▸ RECORDS FOR THE EXERCISE
==============================

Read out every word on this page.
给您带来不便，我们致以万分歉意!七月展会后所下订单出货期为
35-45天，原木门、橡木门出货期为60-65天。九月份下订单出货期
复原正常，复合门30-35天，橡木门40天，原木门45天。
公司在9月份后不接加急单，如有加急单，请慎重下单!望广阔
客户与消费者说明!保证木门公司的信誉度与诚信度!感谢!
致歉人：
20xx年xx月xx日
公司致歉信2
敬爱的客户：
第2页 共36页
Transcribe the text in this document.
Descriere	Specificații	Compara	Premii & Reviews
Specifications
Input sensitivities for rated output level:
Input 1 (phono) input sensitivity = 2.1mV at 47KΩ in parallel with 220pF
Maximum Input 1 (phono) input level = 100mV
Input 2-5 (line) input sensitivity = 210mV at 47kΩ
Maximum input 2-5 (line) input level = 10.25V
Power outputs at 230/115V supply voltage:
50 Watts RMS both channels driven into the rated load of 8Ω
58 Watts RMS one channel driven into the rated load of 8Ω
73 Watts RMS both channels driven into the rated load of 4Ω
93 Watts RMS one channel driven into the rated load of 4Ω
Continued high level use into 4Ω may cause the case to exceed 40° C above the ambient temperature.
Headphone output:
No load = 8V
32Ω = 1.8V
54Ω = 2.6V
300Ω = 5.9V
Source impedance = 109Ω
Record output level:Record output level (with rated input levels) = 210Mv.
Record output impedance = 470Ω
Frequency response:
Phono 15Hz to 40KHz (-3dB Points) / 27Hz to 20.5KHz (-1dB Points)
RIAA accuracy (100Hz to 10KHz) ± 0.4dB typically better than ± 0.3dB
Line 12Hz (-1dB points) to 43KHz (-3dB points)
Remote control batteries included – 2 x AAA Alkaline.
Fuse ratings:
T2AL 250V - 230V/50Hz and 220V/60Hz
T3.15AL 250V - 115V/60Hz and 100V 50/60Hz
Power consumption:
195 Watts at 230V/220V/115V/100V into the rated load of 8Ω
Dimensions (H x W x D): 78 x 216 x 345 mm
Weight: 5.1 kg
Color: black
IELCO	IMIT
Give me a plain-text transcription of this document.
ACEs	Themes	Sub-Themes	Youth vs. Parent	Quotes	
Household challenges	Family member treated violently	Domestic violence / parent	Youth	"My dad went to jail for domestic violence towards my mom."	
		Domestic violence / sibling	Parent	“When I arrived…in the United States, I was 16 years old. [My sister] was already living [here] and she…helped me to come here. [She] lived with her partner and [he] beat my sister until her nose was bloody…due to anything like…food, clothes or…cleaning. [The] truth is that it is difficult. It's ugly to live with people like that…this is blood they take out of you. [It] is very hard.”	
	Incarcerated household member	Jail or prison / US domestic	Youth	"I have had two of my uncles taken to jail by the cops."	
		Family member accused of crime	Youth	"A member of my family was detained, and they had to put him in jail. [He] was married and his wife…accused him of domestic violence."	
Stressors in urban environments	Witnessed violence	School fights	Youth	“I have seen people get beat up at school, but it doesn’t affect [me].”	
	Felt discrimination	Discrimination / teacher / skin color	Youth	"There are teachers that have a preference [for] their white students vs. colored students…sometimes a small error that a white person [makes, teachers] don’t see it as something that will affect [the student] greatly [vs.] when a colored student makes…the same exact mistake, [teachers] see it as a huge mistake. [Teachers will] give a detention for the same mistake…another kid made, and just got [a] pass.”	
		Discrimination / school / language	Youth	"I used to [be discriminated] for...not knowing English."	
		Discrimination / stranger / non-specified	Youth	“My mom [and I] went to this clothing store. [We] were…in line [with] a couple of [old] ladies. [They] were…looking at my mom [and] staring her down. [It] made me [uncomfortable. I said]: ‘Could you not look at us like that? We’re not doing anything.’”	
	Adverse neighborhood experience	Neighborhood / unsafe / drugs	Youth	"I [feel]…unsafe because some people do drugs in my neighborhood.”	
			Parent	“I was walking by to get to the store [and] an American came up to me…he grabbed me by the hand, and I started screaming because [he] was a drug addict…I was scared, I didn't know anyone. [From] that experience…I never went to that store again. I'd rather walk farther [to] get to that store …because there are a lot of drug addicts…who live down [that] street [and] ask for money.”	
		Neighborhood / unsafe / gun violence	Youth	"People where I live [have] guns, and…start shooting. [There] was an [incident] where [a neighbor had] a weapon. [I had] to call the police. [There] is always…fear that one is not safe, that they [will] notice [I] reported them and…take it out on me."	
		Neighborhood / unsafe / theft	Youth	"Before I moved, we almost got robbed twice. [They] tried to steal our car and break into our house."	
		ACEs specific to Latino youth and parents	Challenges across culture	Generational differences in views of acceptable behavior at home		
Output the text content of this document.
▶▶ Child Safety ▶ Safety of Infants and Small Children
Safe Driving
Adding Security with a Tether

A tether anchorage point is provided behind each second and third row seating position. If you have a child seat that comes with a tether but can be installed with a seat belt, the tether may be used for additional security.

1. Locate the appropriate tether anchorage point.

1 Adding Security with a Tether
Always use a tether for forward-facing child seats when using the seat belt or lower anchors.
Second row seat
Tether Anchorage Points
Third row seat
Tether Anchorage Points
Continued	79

==============================

▸ GOAL OF THE EXERCISE
Repeat each of the entries above precisely as given.

▸ OUTPUT OF THE TASK
Read out every word on this page.
给您带来不便，我们致以万分歉意!七月展会后所下订单出货期为
35-45天，原木门、橡木门出货期为60-65天。九月份下订单出货期
复原正常，复合门30-35天，橡木门40天，原木门45天。
公司在9月份后不接加急单，如有加急单，请慎重下单!望广阔
客户与消费者说明!保证木门公司的信誉度与诚信度!感谢!
致歉人：
20xx年xx月xx日
公司致歉信2
敬爱的客户：
第2页 共36页
Transcribe the text in this document.
Descriere	Specificații	Compara	Premii & Reviews
Specifications
Input sensitivities for rated output level:
Input 1 (phono) input sensitivity = 2.1mV at 47KΩ in parallel with 220pF
Maximum Input 1 (phono) input level = 100mV
Input 2-5 (line) input sensitivity = 210mV at 47kΩ
Maximum input 2-5 (line) input level = 10.25V
Power outputs at 230/115V supply voltage:
50 Watts RMS both channels driven into the rated load of 8Ω
58 Watts RMS one channel driven into the rated load of 8Ω
73 Watts RMS both channels driven into the rated load of 4Ω
93 Watts RMS one channel driven into the rated load of 4Ω
Continued high level use into 4Ω may cause the case to exceed 40° C above the ambient temperature.
Headphone output:
No load = 8V
32Ω = 1.8V
54Ω = 2.6V
300Ω = 5.9V
Source impedance = 109Ω
Record output level:Record output level (with rated input levels) = 210Mv.
Record output impedance = 470Ω
Frequency response:
Phono 15Hz to 40KHz (-3dB Points) / 27Hz to 20.5KHz (-1dB Points)
RIAA accuracy (100Hz to 10KHz) ± 0.4dB typically better than ± 0.3dB
Line 12Hz (-1dB points) to 43KHz (-3dB points)
Remote control batteries included – 2 x AAA Alkaline.
Fuse ratings:
T2AL 250V - 230V/50Hz and 220V/60Hz
T3.15AL 250V - 115V/60Hz and 100V 50/60Hz
Power consumption:
195 Watts at 230V/220V/115V/100V into the rated load of 8Ω
Dimensions (H x W x D): 78 x 216 x 345 mm
Weight: 5.1 kg
Color: black
IELCO	IMIT
Give me a plain-text transcription of this document.
ACEs	Themes	Sub-Themes	Youth vs. Parent	Quotes	
Household challenges	Family member treated violently	Domestic violence / parent	Youth	"My dad went to jail for domestic violence towards my mom."	
		Domestic violence / sibling	Parent	“When I arrived…in the United States, I was 16 years old. [My sister] was already living [here] and she…helped me to come here. [She] lived with her partner and [he] beat my sister until her nose was bloody…due to anything like…food, clothes or…cleaning. [The] truth is that it is difficult. It's ugly to live with people like that…this is blood they take out of you. [It] is very hard.”	
	Incarcerated household member	Jail or prison / US domestic	Youth	"I have had two of my uncles taken to jail by the cops."	
		Family member accused of crime	Youth	"A member of my family was detained, and they had to put him in jail. [He] was married and his wife…accused him of domestic violence."	
Stressors in urban environments	Witnessed violence	School fights	Youth	“I have seen people get beat up at school, but it doesn’t affect [me].”	
	Felt discrimination	Discrimination / teacher / skin color	Youth	"There are teachers that have a preference [for] their white students vs. colored students…sometimes a small error that a white person [makes, teachers] don’t see it as something that will affect [the student] greatly [vs.] when a colored student makes…the same exact mistake, [teachers] see it as a huge mistake. [Teachers will] give a detention for the same mistake…another kid made, and just got [a] pass.”	
		Discrimination / school / language	Youth	"I used to [be discriminated] for...not knowing English."	
		Discrimination / stranger / non-specified	Youth	“My mom [and I] went to this clothing store. [We] were…in line [with] a couple of [old] ladies. [They] were…looking at my mom [and] staring her down. [It] made me [uncomfortable. I said]: ‘Could you not look at us like that? We’re not doing anything.’”	
	Adverse neighborhood experience	Neighborhood / unsafe / drugs	Youth	"I [feel]…unsafe because some people do drugs in my neighborhood.”	
			Parent	“I was walking by to get to the store [and] an American came up to me…he grabbed me by the hand, and I started screaming because [he] was a drug addict…I was scared, I didn't know anyone. [From] that experience…I never went to that store again. I'd rather walk farther [to] get to that store …because there are a lot of drug addicts…who live down [that] street [and] ask for money.”	
		Neighborhood / unsafe / gun violence	Youth	"People where I live [have] guns, and…start shooting. [There] was an [incident] where [a neighbor had] a weapon. [I had] to call the police. [There] is always…fear that one is not safe, that they [will] notice [I] reported them and…take it out on me."	
		Neighborhood / unsafe / theft	Youth	"Before I moved, we almost got robbed twice. [They] tried to steal our car and break into our house."	
		ACEs specific to Latino youth and parents	Challenges across culture	Generational differences in views of acceptable behavior at home		
Output the text content of this document.
▶▶ Child Safety ▶ Safety of Infants and Small Children
Safe Driving
Adding Security with a Tether

A tether anchorage point is provided behind each second and third row seating position. If you have a child seat that comes with a tether but can be installed with a seat belt, the tether may be used for additional security.

1. Locate the appropriate tether anchorage point.

1 Adding Security with a Tether
Always use a tether for forward-facing child seats when using the seat belt or lower anchors.
Second row seat
Tether Anchorage Points
Third row seat
Tether Anchorage Points
Continued	79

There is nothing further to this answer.